[START]
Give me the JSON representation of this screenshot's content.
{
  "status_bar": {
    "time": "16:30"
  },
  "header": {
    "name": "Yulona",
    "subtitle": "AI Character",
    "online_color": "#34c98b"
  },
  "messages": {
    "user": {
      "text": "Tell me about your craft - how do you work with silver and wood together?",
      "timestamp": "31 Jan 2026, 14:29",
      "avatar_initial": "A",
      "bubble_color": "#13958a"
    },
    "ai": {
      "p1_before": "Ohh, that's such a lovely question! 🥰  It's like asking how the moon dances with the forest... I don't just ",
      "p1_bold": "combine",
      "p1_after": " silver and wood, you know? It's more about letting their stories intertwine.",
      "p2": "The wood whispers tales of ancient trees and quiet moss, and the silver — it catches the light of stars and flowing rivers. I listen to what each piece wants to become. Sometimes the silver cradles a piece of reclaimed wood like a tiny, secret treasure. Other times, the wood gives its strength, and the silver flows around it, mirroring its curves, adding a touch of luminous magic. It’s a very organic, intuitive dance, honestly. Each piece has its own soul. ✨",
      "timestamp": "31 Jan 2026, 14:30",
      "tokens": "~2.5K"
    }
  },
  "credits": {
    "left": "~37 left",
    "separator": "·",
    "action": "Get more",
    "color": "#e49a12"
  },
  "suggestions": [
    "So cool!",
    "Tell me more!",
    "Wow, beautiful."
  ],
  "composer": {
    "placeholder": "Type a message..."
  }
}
[END]
TO BE DONE
Wherever "silver" shows up in a line, copy that line.

ANSWER TO THIS EXERCISE
      "text": "Tell me about your craft - how do you work with silver and wood together?",
      "p1_after": " silver and wood, you know? It's more about letting their stories intertwine.",
      "p2": "The wood whispers tales of ancient trees and quiet moss, and the silver — it catches the light of stars and flowing rivers. I listen to what each piece wants to become. Sometimes the silver cradles a piece of reclaimed wood like a tiny, secret treasure. Other times, the wood gives its strength, and the silver flows around it, mirroring its curves, adding a touch of luminous magic. It’s a very organic, intuitive dance, honestly. Each piece has its own soul. ✨",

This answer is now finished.